Entries with figure data:
★ ★ ★ ★ ★ ★ ★
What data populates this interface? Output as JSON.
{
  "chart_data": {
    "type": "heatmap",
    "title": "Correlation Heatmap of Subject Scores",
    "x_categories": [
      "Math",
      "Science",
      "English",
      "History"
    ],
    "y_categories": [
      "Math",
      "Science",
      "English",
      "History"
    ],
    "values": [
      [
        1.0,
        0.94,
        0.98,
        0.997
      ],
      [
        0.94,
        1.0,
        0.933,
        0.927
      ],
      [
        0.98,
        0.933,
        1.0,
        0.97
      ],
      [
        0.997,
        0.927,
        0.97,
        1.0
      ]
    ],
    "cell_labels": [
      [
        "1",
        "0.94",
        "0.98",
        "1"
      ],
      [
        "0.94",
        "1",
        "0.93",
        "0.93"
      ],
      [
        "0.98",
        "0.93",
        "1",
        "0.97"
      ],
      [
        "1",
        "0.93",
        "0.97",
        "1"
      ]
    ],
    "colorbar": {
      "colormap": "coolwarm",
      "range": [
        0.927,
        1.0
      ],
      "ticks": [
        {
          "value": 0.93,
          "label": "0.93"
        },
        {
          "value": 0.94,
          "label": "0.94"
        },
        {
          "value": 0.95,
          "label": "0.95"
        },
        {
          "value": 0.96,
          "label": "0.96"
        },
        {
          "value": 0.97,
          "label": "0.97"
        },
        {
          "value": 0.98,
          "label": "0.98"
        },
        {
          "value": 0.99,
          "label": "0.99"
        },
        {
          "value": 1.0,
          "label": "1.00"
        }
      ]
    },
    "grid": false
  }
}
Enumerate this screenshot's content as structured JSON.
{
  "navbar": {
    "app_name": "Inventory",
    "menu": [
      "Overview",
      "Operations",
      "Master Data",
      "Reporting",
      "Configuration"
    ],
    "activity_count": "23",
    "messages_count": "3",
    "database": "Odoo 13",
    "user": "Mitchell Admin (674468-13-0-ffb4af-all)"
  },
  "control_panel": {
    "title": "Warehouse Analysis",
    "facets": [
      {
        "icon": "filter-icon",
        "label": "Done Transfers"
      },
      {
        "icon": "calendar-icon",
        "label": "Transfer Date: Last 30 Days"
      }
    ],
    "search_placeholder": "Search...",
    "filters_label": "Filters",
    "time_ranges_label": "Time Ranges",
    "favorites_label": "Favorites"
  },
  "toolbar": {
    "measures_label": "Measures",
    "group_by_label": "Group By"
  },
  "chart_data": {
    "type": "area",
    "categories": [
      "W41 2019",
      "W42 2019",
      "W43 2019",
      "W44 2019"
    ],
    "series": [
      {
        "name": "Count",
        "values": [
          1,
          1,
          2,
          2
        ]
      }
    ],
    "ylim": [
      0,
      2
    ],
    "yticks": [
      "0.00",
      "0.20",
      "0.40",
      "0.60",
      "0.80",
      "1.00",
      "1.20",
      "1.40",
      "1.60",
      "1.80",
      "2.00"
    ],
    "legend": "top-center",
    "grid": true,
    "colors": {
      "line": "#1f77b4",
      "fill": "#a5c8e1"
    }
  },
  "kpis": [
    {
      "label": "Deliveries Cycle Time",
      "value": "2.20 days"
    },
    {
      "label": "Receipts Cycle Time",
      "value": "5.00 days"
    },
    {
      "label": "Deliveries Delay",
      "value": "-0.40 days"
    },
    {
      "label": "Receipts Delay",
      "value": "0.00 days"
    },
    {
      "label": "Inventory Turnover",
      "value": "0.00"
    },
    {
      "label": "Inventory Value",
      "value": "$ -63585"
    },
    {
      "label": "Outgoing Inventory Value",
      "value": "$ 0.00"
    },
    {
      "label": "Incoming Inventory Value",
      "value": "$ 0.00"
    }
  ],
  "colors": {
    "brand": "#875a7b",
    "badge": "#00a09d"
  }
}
★ ★ ★ ★ ★ ★ ★
◆ Exercise task ◆
Output the whole listing above again, word for word.

◆ Worked solution ◆
What data populates this interface? Output as JSON.
{
  "chart_data": {
    "type": "heatmap",
    "title": "Correlation Heatmap of Subject Scores",
    "x_categories": [
      "Math",
      "Science",
      "English",
      "History"
    ],
    "y_categories": [
      "Math",
      "Science",
      "English",
      "History"
    ],
    "values": [
      [
        1.0,
        0.94,
        0.98,
        0.997
      ],
      [
        0.94,
        1.0,
        0.933,
        0.927
      ],
      [
        0.98,
        0.933,
        1.0,
        0.97
      ],
      [
        0.997,
        0.927,
        0.97,
        1.0
      ]
    ],
    "cell_labels": [
      [
        "1",
        "0.94",
        "0.98",
        "1"
      ],
      [
        "0.94",
        "1",
        "0.93",
        "0.93"
      ],
      [
        "0.98",
        "0.93",
        "1",
        "0.97"
      ],
      [
        "1",
        "0.93",
        "0.97",
        "1"
      ]
    ],
    "colorbar": {
      "colormap": "coolwarm",
      "range": [
        0.927,
        1.0
      ],
      "ticks": [
        {
          "value": 0.93,
          "label": "0.93"
        },
        {
          "value": 0.94,
          "label": "0.94"
        },
        {
          "value": 0.95,
          "label": "0.95"
        },
        {
          "value": 0.96,
          "label": "0.96"
        },
        {
          "value": 0.97,
          "label": "0.97"
        },
        {
          "value": 0.98,
          "label": "0.98"
        },
        {
          "value": 0.99,
          "label": "0.99"
        },
        {
          "value": 1.0,
          "label": "1.00"
        }
      ]
    },
    "grid": false
  }
}
Enumerate this screenshot's content as structured JSON.
{
  "navbar": {
    "app_name": "Inventory",
    "menu": [
      "Overview",
      "Operations",
      "Master Data",
      "Reporting",
      "Configuration"
    ],
    "activity_count": "23",
    "messages_count": "3",
    "database": "Odoo 13",
    "user": "Mitchell Admin (674468-13-0-ffb4af-all)"
  },
  "control_panel": {
    "title": "Warehouse Analysis",
    "facets": [
      {
        "icon": "filter-icon",
        "label": "Done Transfers"
      },
      {
        "icon": "calendar-icon",
        "label": "Transfer Date: Last 30 Days"
      }
    ],
    "search_placeholder": "Search...",
    "filters_label": "Filters",
    "time_ranges_label": "Time Ranges",
    "favorites_label": "Favorites"
  },
  "toolbar": {
    "measures_label": "Measures",
    "group_by_label": "Group By"
  },
  "chart_data": {
    "type": "area",
    "categories": [
      "W41 2019",
      "W42 2019",
      "W43 2019",
      "W44 2019"
    ],
    "series": [
      {
        "name": "Count",
        "values": [
          1,
          1,
          2,
          2
        ]
      }
    ],
    "ylim": [
      0,
      2
    ],
    "yticks": [
      "0.00",
      "0.20",
      "0.40",
      "0.60",
      "0.80",
      "1.00",
      "1.20",
      "1.40",
      "1.60",
      "1.80",
      "2.00"
    ],
    "legend": "top-center",
    "grid": true,
    "colors": {
      "line": "#1f77b4",
      "fill": "#a5c8e1"
    }
  },
  "kpis": [
    {
      "label": "Deliveries Cycle Time",
      "value": "2.20 days"
    },
    {
      "label": "Receipts Cycle Time",
      "value": "5.00 days"
    },
    {
      "label": "Deliveries Delay",
      "value": "-0.40 days"
    },
    {
      "label": "Receipts Delay",
      "value": "0.00 days"
    },
    {
      "label": "Inventory Turnover",
      "value": "0.00"
    },
    {
      "label": "Inventory Value",
      "value": "$ -63585"
    },
    {
      "label": "Outgoing Inventory Value",
      "value": "$ 0.00"
    },
    {
      "label": "Incoming Inventory Value",
      "value": "$ 0.00"
    }
  ],
  "colors": {
    "brand": "#875a7b",
    "badge": "#00a09d"
  }
}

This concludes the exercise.